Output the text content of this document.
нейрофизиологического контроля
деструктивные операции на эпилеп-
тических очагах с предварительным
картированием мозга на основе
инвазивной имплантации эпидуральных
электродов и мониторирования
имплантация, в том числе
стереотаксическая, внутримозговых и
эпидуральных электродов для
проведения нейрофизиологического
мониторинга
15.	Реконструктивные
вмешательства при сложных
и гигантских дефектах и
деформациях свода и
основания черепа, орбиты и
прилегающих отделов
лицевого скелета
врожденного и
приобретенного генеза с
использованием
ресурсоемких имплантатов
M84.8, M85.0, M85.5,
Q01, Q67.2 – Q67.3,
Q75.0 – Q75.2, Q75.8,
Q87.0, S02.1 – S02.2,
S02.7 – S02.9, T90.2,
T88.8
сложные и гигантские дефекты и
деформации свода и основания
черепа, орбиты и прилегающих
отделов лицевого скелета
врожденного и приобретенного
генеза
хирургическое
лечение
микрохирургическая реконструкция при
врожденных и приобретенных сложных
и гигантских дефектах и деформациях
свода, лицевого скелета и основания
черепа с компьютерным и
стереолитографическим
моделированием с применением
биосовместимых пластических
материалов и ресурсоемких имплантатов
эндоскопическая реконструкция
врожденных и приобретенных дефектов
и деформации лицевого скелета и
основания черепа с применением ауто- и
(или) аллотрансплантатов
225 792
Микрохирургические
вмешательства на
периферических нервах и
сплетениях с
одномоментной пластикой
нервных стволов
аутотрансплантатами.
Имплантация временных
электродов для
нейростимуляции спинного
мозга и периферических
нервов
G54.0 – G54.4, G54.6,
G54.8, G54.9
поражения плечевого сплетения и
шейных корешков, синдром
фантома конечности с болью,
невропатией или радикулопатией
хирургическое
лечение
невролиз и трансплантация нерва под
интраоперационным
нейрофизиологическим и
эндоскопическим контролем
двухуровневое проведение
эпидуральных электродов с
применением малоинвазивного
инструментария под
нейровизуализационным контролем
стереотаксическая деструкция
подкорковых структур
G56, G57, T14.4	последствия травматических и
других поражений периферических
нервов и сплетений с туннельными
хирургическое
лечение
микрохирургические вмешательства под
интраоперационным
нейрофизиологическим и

What is expected:
Copy down every line of the material above that includes the string "нервов".

Completed task:
нервов
нервов и сплетений с туннельными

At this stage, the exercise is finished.